━━━━━ Selected excerpt ━━━━━

# New A4 - has Audi finally decided to challenge the 3 series?



## EddieNYC (May 11, 2007)

Don't ever lease from VW/Audi Financial: They are very restrictive.

Excluding the rattling window, the other weird noises, the 5,000 mile service that the dealer did NOT do, the fact that if you try to get out of the lease, you are still responsible for it, and the fact for the money, you could get a Passat with more features... Oh never mind.


----------



## Penforhire (Dec 17, 2005)

I'm with the crowd that says "No rear-wheel-drive? No similarity to a BMW." I'm sure the situation is muddy for folks who like AWD but RWD, separation of driven wheels and steering, is special to me. No pretenders please.


----------



## Hercules (Jul 15, 2002)

I own the 03 Audi with the sports package, and the car is a bore to drive fast. It understeers and pushes around every corner, and the sheer amount of weight it throws around is almost disgusting to me.

It's a hard market to sell the car nowadays, so I just gave it to my mother.


----------



## swchang (Oct 5, 2003)

kurichan said:


> I don't understand the attraction of the Audi 5. It seems bland/blah to me... :dunno: Just my opinion, don't flame me...


Dude, I haven't seen you around in forever! Where ya been?


----------



## brkf (May 26, 2003)

Hercules said:


> I own the 03 Audi with the sports package, and the car is a bore to drive fast. It understeers and pushes around every corner, and the sheer amount of weight it throws around is almost disgusting to me.
> 
> It's a hard market to sell the car nowadays, so I just gave it to my mother.


You went from an RX8 to an A3?!


----------



## Frank Rizzo (Aug 2, 2003)

blueguydotcom said:


> That thing is sex on wheels. The proportions are perfect. Really, it's the RWD thing that seems to be missing. Not sure why audi stubbornly sticks to FWD cars matched to AWD as an option.


Yeah, one thing I noticed is that the Audi interiors have it all over the BMW's,

I changed my mind about the S5. The singularly worst auto owning experience i had was with Mrs. Rizzo's Jetta VR6 and I swore to never own the brand again....and that must include Audi. I can not condone their poor build quality and incompetent dealer service. It was beyond belief.

━━━━━

● **Assignment**
List every username that heads a post in the forum thread about the new A4, in the order the posts appear.

━━━━━ Dataset extract ━━━━━

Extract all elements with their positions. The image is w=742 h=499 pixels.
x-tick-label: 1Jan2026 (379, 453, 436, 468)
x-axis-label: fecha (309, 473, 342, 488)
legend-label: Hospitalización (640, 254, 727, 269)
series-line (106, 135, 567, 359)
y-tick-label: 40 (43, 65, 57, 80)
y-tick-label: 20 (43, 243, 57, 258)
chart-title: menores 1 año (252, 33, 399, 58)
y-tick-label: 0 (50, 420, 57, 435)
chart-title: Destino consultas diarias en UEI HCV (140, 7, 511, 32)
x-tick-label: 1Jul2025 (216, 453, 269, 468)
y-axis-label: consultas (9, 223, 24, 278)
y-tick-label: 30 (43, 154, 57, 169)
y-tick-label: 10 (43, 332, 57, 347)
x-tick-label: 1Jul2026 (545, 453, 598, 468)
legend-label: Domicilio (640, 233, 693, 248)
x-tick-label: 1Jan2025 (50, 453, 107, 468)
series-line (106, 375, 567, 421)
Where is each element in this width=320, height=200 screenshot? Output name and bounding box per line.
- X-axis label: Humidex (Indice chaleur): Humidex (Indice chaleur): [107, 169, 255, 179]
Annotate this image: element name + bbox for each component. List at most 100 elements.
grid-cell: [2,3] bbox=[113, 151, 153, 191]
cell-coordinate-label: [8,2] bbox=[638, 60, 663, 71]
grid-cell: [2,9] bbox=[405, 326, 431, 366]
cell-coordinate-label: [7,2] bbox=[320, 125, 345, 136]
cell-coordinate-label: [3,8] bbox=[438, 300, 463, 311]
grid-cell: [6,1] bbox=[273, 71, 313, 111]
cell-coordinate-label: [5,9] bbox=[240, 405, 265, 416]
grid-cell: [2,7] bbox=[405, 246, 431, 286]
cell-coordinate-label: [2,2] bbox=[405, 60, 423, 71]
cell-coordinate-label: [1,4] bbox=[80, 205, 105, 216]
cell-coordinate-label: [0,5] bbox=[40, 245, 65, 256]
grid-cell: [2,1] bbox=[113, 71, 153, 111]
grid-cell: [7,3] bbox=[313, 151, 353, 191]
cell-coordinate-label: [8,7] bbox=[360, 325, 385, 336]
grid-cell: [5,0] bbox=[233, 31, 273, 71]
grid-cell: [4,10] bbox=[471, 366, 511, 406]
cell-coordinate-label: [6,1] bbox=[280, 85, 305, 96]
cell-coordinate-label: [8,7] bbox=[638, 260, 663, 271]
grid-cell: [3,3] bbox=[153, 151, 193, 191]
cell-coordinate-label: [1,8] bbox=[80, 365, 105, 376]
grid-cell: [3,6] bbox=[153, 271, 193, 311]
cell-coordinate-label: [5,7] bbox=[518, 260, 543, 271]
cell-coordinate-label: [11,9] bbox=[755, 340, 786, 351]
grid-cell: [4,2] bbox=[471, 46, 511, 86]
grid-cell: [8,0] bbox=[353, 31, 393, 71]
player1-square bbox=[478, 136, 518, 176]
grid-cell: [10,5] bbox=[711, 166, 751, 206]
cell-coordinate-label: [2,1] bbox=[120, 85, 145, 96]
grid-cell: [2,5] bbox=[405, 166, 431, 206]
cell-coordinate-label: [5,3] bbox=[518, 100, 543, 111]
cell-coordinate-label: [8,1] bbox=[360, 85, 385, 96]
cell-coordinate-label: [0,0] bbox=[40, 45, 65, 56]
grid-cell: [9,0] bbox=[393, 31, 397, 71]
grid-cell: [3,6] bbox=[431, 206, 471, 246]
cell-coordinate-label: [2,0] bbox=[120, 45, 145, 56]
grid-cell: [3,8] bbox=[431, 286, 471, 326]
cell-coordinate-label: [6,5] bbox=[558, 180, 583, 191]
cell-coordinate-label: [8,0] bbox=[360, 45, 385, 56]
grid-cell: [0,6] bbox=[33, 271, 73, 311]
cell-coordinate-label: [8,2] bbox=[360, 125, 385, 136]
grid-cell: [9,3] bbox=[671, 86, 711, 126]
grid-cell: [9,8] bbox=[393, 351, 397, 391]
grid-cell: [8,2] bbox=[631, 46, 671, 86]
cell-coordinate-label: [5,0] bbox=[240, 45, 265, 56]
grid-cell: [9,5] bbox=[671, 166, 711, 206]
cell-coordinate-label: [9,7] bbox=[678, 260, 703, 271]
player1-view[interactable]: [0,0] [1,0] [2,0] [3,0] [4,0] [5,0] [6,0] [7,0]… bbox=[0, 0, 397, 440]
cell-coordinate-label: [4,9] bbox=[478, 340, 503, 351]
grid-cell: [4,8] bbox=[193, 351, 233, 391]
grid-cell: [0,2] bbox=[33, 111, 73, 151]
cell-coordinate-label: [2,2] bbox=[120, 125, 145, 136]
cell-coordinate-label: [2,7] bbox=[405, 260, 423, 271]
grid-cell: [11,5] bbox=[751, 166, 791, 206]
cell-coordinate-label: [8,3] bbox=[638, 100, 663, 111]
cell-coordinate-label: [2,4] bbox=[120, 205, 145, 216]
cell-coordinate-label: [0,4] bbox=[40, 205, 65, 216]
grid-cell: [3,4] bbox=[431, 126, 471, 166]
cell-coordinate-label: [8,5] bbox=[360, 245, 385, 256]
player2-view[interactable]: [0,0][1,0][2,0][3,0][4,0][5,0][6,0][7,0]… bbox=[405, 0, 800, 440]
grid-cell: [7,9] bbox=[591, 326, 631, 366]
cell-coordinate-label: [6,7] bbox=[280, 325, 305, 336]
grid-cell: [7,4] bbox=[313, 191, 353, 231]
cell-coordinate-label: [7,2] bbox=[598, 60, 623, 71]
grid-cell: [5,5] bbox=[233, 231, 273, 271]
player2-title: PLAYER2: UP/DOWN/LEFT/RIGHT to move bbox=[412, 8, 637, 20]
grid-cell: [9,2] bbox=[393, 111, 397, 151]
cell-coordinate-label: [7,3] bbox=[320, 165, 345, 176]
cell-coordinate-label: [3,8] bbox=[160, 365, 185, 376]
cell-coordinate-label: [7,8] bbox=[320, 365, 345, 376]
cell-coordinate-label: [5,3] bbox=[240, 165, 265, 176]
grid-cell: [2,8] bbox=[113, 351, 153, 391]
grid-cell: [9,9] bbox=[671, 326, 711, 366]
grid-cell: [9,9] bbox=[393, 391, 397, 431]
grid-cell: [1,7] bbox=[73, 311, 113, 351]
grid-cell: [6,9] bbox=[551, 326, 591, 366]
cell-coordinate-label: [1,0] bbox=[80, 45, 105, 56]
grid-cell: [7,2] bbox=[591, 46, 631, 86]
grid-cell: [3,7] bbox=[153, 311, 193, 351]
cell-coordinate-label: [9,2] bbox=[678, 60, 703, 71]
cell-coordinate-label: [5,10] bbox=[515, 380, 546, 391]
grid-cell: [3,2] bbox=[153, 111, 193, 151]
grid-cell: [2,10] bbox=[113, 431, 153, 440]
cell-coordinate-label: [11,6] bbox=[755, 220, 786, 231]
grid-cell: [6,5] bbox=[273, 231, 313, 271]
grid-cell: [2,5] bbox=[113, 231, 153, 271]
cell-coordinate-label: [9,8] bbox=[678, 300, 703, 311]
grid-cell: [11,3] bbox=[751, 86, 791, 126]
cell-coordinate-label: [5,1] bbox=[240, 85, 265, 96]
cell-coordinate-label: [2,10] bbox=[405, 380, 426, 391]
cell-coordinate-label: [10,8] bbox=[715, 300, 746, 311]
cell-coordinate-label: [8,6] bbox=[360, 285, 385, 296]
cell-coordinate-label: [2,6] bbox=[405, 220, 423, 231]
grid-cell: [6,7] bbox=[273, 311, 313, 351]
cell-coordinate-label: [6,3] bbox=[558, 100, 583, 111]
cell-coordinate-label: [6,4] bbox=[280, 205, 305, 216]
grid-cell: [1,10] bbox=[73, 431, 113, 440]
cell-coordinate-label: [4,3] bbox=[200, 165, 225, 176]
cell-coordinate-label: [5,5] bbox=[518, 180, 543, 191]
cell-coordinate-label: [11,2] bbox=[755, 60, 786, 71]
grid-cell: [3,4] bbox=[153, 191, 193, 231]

━━━━━

● **Output for this exercise**
EddieNYC, Penforhire, Hercules, swchang, brkf, Frank Rizzo